*Exercise*. Output a single figure: the number of lines in which the word "финансирования" appears.

___ Supplied data ___

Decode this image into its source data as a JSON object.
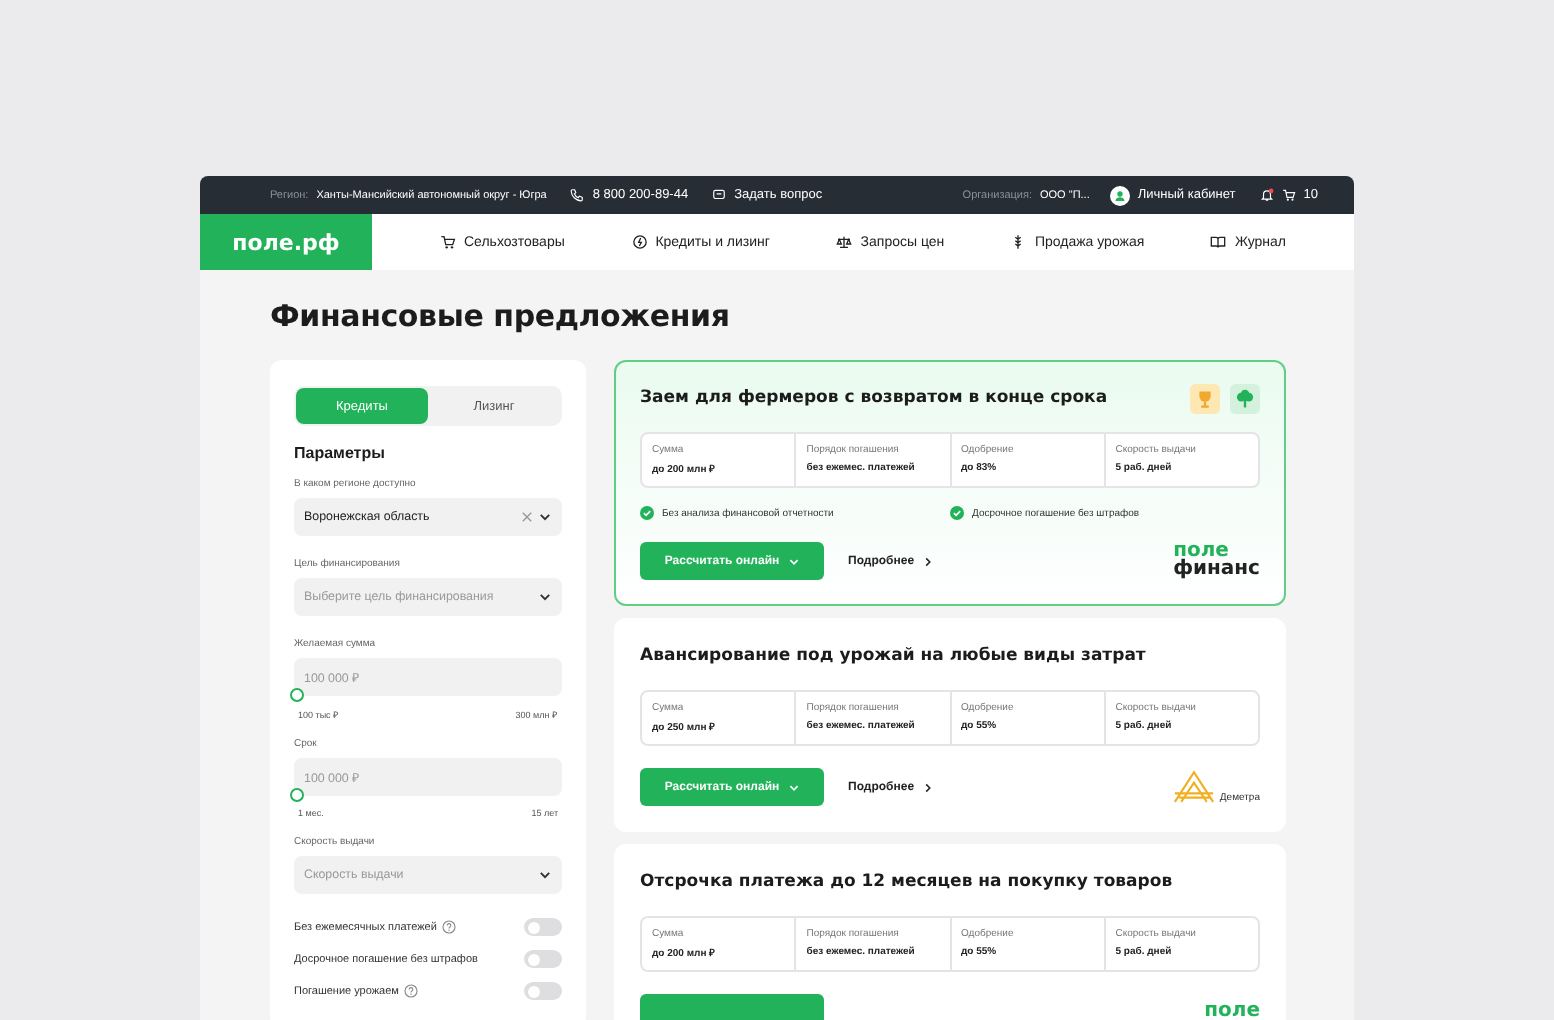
{
  "topbar": {
    "region_label": "Регион:",
    "region": "Ханты-Мансийский автономный округ - Югра",
    "phone": "8 800 200-89-44",
    "ask": "Задать вопрос",
    "org_label": "Организация:",
    "org": "ООО \"П...",
    "account": "Личный кабинет",
    "notifications_unread": true,
    "cart_count": "10"
  },
  "nav": {
    "logo": "поле.рф",
    "items": [
      {
        "kind": "cart",
        "label": "Сельхозтовары"
      },
      {
        "kind": "coin",
        "label": "Кредиты и лизинг"
      },
      {
        "kind": "scales",
        "label": "Запросы цен"
      },
      {
        "kind": "grain",
        "label": "Продажа урожая"
      },
      {
        "kind": "book",
        "label": "Журнал"
      }
    ]
  },
  "page_title": "Финансовые предложения",
  "filters": {
    "tabs": [
      {
        "label": "Кредиты",
        "selected": true
      },
      {
        "label": "Лизинг",
        "selected": false
      }
    ],
    "heading": "Параметры",
    "fields": [
      {
        "kind": "select",
        "label": "В каком регионе доступно",
        "value": "Воронежская область",
        "clearable": true
      },
      {
        "kind": "select",
        "label": "Цель финансирования",
        "placeholder": "Выберите цель финансирования"
      },
      {
        "kind": "range",
        "label": "Желаемая сумма",
        "placeholder": "100 000 ₽",
        "level": 0,
        "min": "100 тыс ₽",
        "max": "300 млн ₽"
      },
      {
        "kind": "range",
        "label": "Срок",
        "placeholder": "100 000 ₽",
        "level": 0,
        "min": "1 мес.",
        "max": "15 лет"
      },
      {
        "kind": "select",
        "label": "Скорость выдачи",
        "placeholder": "Скорость выдачи"
      }
    ],
    "toggles": [
      {
        "label": "Без ежемесячных платежей",
        "help": true,
        "on": false
      },
      {
        "label": "Досрочное погашение без штрафов",
        "help": false,
        "on": false
      },
      {
        "label": "Погашение урожаем",
        "help": true,
        "on": false
      }
    ]
  },
  "offers": [
    {
      "title": "Заем для фермеров с возвратом в конце срока",
      "highlighted": true,
      "badges": [
        {
          "kind": "trophy"
        },
        {
          "kind": "tree"
        }
      ],
      "stats": [
        {
          "label": "Сумма",
          "value": "до 200 млн ₽"
        },
        {
          "label": "Порядок погашения",
          "value": "без ежемес. платежей"
        },
        {
          "label": "Одобрение",
          "value": "до 83%"
        },
        {
          "label": "Скорость выдачи",
          "value": "5 раб. дней"
        }
      ],
      "features": [
        "Без анализа финансовой отчетности",
        "Досрочное погашение без штрафов"
      ],
      "calc_button": "Рассчитать онлайн",
      "more_link": "Подробнее",
      "logo": {
        "kind": "pole",
        "lines": [
          "поле",
          "финанс"
        ]
      }
    },
    {
      "title": "Авансирование под урожай на любые виды затрат",
      "highlighted": false,
      "stats": [
        {
          "label": "Сумма",
          "value": "до 250 млн ₽"
        },
        {
          "label": "Порядок погашения",
          "value": "без ежемес. платежей"
        },
        {
          "label": "Одобрение",
          "value": "до 55%"
        },
        {
          "label": "Скорость выдачи",
          "value": "5 раб. дней"
        }
      ],
      "calc_button": "Рассчитать онлайн",
      "more_link": "Подробнее",
      "logo": {
        "kind": "demetra",
        "lines": [
          "Деметра"
        ]
      }
    },
    {
      "title": "Отсрочка платежа до 12 месяцев на покупку товаров",
      "highlighted": false,
      "stats": [
        {
          "label": "Сумма",
          "value": "до 200 млн ₽"
        },
        {
          "label": "Порядок погашения",
          "value": "без ежемес. платежей"
        },
        {
          "label": "Одобрение",
          "value": "до 55%"
        },
        {
          "label": "Скорость выдачи",
          "value": "5 раб. дней"
        }
      ],
      "logo": {
        "kind": "pole",
        "lines": [
          "поле"
        ]
      }
    }
  ]
}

___

*Complete response*. 2